What needs to be done
Restate the records below word for word, and omit the images they hold.

[Data records]
--- Start ---

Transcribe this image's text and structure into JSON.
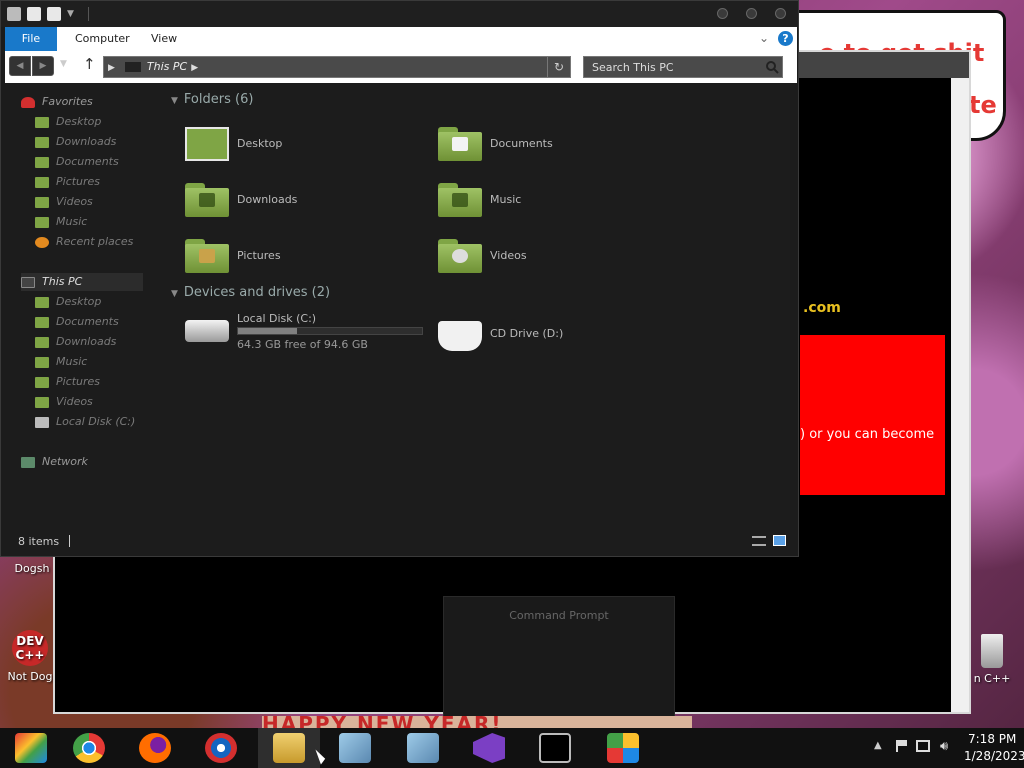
{
  "desktop": {
    "icons": [
      {
        "label": "Dogsh"
      },
      {
        "label": "Not Dog"
      },
      {
        "label": "n C++"
      }
    ],
    "dev_logo": "DEV C++"
  },
  "background_window": {
    "domain_text": ".com",
    "red_text": ") or you can become",
    "dialog_title": "Command Prompt",
    "speech_text_1": "e to get shit",
    "speech_text_2": "te",
    "banner_text": "HAPPY NEW YEAR!"
  },
  "explorer": {
    "ribbon": {
      "file": "File",
      "computer": "Computer",
      "view": "View",
      "help": "?"
    },
    "address": {
      "location": "This PC"
    },
    "search": {
      "placeholder": "Search This PC"
    },
    "nav": {
      "favorites": "Favorites",
      "favorites_items": [
        "Desktop",
        "Downloads",
        "Documents",
        "Pictures",
        "Videos",
        "Music",
        "Recent places"
      ],
      "this_pc": "This PC",
      "this_pc_items": [
        "Desktop",
        "Documents",
        "Downloads",
        "Music",
        "Pictures",
        "Videos",
        "Local Disk (C:)"
      ],
      "network": "Network"
    },
    "folders_header": "Folders (6)",
    "folders": [
      "Desktop",
      "Documents",
      "Downloads",
      "Music",
      "Pictures",
      "Videos"
    ],
    "devices_header": "Devices and drives (2)",
    "drives": {
      "c_name": "Local Disk (C:)",
      "c_free": "64.3 GB free of 94.6 GB",
      "c_used_fraction": 0.32,
      "d_name": "CD Drive (D:)"
    },
    "status": "8 items"
  },
  "taskbar": {
    "apps": [
      "chrome-remote",
      "chrome",
      "firefox",
      "edge",
      "file-explorer",
      "network-setup",
      "network-setup-2",
      "visual-studio",
      "command-prompt",
      "control-panel"
    ],
    "time": "7:18 PM",
    "date": "1/28/2023"
  }
}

--- End ---

Solution to this exercise
Transcribe this image's text and structure into JSON.
{
  "desktop": {
    "icons": [
      {
        "label": "Dogsh"
      },
      {
        "label": "Not Dog"
      },
      {
        "label": "n C++"
      }
    ],
    "dev_logo": "DEV C++"
  },
  "background_window": {
    "domain_text": ".com",
    "red_text": ") or you can become",
    "dialog_title": "Command Prompt",
    "speech_text_1": "e to get shit",
    "speech_text_2": "te",
    "banner_text": "HAPPY NEW YEAR!"
  },
  "explorer": {
    "ribbon": {
      "file": "File",
      "computer": "Computer",
      "view": "View",
      "help": "?"
    },
    "address": {
      "location": "This PC"
    },
    "search": {
      "placeholder": "Search This PC"
    },
    "nav": {
      "favorites": "Favorites",
      "favorites_items": [
        "Desktop",
        "Downloads",
        "Documents",
        "Pictures",
        "Videos",
        "Music",
        "Recent places"
      ],
      "this_pc": "This PC",
      "this_pc_items": [
        "Desktop",
        "Documents",
        "Downloads",
        "Music",
        "Pictures",
        "Videos",
        "Local Disk (C:)"
      ],
      "network": "Network"
    },
    "folders_header": "Folders (6)",
    "folders": [
      "Desktop",
      "Documents",
      "Downloads",
      "Music",
      "Pictures",
      "Videos"
    ],
    "devices_header": "Devices and drives (2)",
    "drives": {
      "c_name": "Local Disk (C:)",
      "c_free": "64.3 GB free of 94.6 GB",
      "c_used_fraction": 0.32,
      "d_name": "CD Drive (D:)"
    },
    "status": "8 items"
  },
  "taskbar": {
    "apps": [
      "chrome-remote",
      "chrome",
      "firefox",
      "edge",
      "file-explorer",
      "network-setup",
      "network-setup-2",
      "visual-studio",
      "command-prompt",
      "control-panel"
    ],
    "time": "7:18 PM",
    "date": "1/28/2023"
  }
}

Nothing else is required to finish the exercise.